* _TEXT DES DOKUMENTS_:
- - - - - - -

Und nicht zu ver­ges­sen: der so rei­che Schatz an schwe­di­scher Kin­der­li­te­ra­tur, der – deut­lich stär­ker als in vie­len päd­ago­gisch ambi­tio­nier­ten Bil­der­bü­chern aus Deutsch­land – vor allem dem Eigen­sinn, der natür­li­chen Ent­de­cker­lust und der Natur als freien Erfah­rungs­raum so viel Raum und Poten­tial für Phan­ta­sie einräumt.

Es ist bedau­er­lich, dass die Gedichte der genann­ten Dich­te­rin­nen und Dich­ter fast gar nicht und von den Kin­der­bü­chern kaum mehr als die Best­sel­ler ins Deut­sche über­setzt wor­den sind. So bleibt es hier zunächst bei weni­gen Links und Text­bei­spie­len, die etwas spür­bar wer­den las­sen von der „Poe­sie des Was­sers“ in ihren Werken:

Ich beginne in Göte­borg, wo die Fähre nach 3,5 Std. Über­fahrt von Fre­de­riks­havn anlegt und somit von Flens­burg aus eine kurze Anreise erlaubt: Karin Boye (1900 geb. in Göte­borg – 1941 gest.), der vor der Göte­bor­ger Stadt­bi­blio­thek ein Denk­mal gesetzt wurde, erkun­det in vie­len Gedich­ten das Meer als ein Raum, auf den man sich ganz und gar ein­las­sen muss, um Erkennt­nis und Ver­wand­lung zu erfah­ren. In ihrem Gedicht „Erkennt­nis“ heißt es:

… Doch wenn du wie ein Trop­fen in das Meer fällst,
um auf­ge­löst zu werden,
bereit zur Verwandlung …

Ein wei­te­rer Dich­ter ist in Göte­borg gebo­ren: Evert Taube (1890−1976), jener in Schwe­den über­aus popu­lä­rere volks­tüm­li­che Lie­der­ma­cher, der als Sohn eines Leuchtt­um­wär­ters in den Schä­ren vor Göte­borg auf­ge­wach­sen ist und in sei­nen Lie­dern das Meer, die Schä­ren­küste und das Rei­sen besingt.

- - - - - - -

* _VERZEICHNIS DER EINTRÄGE_:
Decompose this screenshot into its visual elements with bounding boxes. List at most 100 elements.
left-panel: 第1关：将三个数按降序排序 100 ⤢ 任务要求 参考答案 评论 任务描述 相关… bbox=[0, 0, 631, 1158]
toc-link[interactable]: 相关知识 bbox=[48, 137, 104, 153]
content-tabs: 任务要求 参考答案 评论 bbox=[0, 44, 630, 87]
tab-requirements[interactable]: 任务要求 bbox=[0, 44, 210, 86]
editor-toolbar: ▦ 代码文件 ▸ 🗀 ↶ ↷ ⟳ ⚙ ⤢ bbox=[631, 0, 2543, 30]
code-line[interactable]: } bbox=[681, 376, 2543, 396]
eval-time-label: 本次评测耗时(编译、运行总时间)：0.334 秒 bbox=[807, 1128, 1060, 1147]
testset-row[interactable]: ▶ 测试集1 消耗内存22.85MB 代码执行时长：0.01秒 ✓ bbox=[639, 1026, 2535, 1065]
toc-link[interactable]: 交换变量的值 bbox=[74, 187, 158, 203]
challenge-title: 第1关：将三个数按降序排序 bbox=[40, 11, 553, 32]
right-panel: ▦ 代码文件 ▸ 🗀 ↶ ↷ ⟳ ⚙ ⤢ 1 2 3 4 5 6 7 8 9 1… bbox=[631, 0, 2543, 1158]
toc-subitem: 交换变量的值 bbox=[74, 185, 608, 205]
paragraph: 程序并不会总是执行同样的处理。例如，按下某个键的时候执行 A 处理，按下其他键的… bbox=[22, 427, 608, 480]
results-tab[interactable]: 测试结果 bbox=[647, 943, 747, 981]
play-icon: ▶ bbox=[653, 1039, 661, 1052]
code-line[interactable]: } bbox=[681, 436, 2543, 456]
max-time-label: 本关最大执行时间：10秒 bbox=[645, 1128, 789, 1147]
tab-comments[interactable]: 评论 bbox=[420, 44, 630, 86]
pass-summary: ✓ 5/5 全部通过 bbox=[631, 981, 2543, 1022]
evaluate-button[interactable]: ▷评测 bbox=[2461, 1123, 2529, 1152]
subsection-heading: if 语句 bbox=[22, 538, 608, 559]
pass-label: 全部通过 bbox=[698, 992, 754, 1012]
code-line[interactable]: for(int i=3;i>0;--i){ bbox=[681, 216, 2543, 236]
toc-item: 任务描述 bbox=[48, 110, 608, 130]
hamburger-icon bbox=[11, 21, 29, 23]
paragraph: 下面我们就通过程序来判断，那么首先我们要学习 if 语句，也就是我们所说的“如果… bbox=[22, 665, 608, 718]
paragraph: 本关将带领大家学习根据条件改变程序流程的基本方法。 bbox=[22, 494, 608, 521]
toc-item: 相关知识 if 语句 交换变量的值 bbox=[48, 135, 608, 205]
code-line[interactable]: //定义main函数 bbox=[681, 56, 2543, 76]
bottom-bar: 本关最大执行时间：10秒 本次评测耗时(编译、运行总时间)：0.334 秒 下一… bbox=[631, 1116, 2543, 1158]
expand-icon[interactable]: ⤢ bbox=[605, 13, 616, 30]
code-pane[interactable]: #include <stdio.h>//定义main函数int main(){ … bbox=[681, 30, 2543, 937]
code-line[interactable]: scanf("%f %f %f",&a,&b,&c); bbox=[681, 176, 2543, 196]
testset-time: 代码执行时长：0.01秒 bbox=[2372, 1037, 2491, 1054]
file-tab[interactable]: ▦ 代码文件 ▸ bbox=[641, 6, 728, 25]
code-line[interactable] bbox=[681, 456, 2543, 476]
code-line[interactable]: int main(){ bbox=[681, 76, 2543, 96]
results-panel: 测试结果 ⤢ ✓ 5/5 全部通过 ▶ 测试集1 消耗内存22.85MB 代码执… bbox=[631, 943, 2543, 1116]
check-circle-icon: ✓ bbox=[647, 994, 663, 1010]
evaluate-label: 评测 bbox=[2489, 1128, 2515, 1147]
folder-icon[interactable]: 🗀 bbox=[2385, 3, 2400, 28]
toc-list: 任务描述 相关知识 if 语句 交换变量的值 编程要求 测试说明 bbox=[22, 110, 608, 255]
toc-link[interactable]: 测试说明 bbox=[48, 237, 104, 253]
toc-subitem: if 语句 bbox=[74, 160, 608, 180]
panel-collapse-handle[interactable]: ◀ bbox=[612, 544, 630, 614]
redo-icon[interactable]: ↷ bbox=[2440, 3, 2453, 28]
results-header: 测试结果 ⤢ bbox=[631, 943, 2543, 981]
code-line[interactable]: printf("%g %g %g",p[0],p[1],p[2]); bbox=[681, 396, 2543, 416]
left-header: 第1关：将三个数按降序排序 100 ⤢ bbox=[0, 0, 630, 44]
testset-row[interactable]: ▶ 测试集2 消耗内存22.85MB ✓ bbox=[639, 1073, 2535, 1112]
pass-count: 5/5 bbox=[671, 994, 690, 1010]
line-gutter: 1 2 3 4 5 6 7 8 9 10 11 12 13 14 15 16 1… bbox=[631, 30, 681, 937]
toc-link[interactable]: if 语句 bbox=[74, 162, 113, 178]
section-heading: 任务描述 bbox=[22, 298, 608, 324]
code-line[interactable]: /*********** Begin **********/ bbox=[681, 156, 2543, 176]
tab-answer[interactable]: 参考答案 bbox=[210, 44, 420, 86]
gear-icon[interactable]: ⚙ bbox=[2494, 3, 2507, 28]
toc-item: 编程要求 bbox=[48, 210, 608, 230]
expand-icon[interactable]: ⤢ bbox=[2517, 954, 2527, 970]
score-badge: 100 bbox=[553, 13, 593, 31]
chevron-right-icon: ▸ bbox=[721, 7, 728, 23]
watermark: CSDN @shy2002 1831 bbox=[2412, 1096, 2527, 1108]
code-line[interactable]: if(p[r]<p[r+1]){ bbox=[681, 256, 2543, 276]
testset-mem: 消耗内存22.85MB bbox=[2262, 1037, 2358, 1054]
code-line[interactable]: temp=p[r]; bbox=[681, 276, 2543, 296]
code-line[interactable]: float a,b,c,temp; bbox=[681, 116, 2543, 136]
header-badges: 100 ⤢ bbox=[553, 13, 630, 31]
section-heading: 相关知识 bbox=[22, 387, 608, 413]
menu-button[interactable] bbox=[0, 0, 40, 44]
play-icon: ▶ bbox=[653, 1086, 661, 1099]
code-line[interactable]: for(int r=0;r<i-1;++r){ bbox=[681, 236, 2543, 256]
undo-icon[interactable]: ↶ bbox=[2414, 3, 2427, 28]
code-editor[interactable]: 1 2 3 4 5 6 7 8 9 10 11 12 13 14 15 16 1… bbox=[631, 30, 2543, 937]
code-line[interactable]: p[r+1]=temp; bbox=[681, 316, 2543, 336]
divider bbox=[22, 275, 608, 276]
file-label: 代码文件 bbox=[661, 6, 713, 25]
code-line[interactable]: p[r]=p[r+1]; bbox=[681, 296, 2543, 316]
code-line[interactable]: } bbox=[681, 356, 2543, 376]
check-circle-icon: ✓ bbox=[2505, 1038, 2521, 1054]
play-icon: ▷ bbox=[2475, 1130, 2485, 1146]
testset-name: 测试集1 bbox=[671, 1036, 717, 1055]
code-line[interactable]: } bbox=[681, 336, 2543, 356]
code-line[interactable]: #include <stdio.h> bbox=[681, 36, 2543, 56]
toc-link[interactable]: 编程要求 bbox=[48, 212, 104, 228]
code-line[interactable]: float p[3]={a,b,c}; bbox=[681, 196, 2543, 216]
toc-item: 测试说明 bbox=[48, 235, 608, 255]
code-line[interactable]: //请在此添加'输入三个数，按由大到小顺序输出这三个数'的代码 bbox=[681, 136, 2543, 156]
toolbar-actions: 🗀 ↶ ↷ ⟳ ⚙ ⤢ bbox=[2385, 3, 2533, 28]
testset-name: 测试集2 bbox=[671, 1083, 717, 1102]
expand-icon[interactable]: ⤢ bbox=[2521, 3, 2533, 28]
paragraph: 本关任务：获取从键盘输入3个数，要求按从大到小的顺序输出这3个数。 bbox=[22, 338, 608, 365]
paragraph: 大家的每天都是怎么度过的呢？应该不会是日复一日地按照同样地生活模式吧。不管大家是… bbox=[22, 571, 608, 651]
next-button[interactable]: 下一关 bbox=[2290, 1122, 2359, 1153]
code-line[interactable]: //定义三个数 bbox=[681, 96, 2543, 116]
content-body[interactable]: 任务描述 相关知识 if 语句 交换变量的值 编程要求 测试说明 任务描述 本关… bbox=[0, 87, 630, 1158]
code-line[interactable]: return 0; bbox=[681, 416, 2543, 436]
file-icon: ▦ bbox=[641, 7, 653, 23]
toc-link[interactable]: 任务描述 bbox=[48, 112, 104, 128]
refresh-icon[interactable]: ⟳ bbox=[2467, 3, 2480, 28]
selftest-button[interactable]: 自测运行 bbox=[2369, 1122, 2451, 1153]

- - - - - - -

* _AUFGABEN_:
• A. Wo wurde Karin Boye laut dem Text über schwedische Dichtung und das Meer ein Denkmal gesetzt?
• B. Setzen Sie den Text über schwedische Dichtung und das Meer im Anschluss an seinen letzten Satz fort.

* _LÖSUNGEN_:
• A. Vor der Göteborger Stadtbibliothek.

• B.
Von Göte­borg aus ist es nicht weit, die Bohus­lan-Küste mit ihren vie­len Schä­ren­in­seln zu berei­sen. Hier ist die zweite „Dich­te­rin des Mee­res“ aus die­ser Region auf­ge­wach­sen: Ebba Lind­q­vist (1908−1995). Die weni­gen Infor­ma­tio­nen über sie in deut­scher Spra­che sind hier zu fin­den. Eine der ganz weni­gen Gedicht­über­set­zung von ihr beginnt mit den Zeilen:

Wie man vom Liebs­ten flieht,
es nicht ver­mö­gend, ver­zehrt zu wer­den und wie­der und wie­der erneuert,
So bin ich vom Meer geflohen…

Schiffs­ka­jüte mit Kla­vier – die Kin­der­lie­der der Alice Tegnér

Was­ser und Wald spie­len auch in den Kin­der­lie­dern der schwe­di­schen Dich­te­rin und Kom­po­nis­tin Alice Teg­nér (1864−1943) eine große Rolle – wenn auch eher von der öst­li­chen Küste Süd­schwe­dens inspi­riert. Erste Bei­spiele ihrer Kunst ent­stan­den am Kla­vier in der Schiffs­ka­jüte ihres Vaters. Gebo­ren wurde sie zwi­schen Was­ser und Wald in Karls­hamn. Kaum eine Über­set­zung ihrer in Schwe­den so popu­lä­ren Lie­der ist in Deutsch­land bekannt. Immer­hin sieht man in ihrem Sin­gen und Schrei­ben aus der kind­li­chen Per­spek­tive bereits eine Ver­bin­dung zu Astrid Lind­grens Sicht „vom Kind aus“, die die schwe­di­sche Kin­der­li­te­ra­tur bis heute in beson­de­rer Weise prägt.

Der Ver­such einer Nach­dich­tung von „Mors Lilla Olle“

Mit einem Körb­chen geht Olle-Klein
tief in den Wald und ist ganz allein.
Olle sucht Früchte und träumt vor sich hin:
„Schade, dass ich so alleine bin“.

Brum­mel­di­brum­mel, was kommt denn da?
Wer stampft und raschelt so sonderbar?
Ist das ein Hund? Nein, ein rie­si­ges Tier!
Olle ruft: „Hej, komm und bleib bei mir“

Ob so ein Bär gerne Früchte frisst?
Olle ruft: „Hej – ach, wie schön Du bist“!
Schnell frisst der Bär Olles Körb­chen ganz leer.
Groß ist der Hun­ger von Olles Bär!

Nur Olles Mama, die fürch­tet sich.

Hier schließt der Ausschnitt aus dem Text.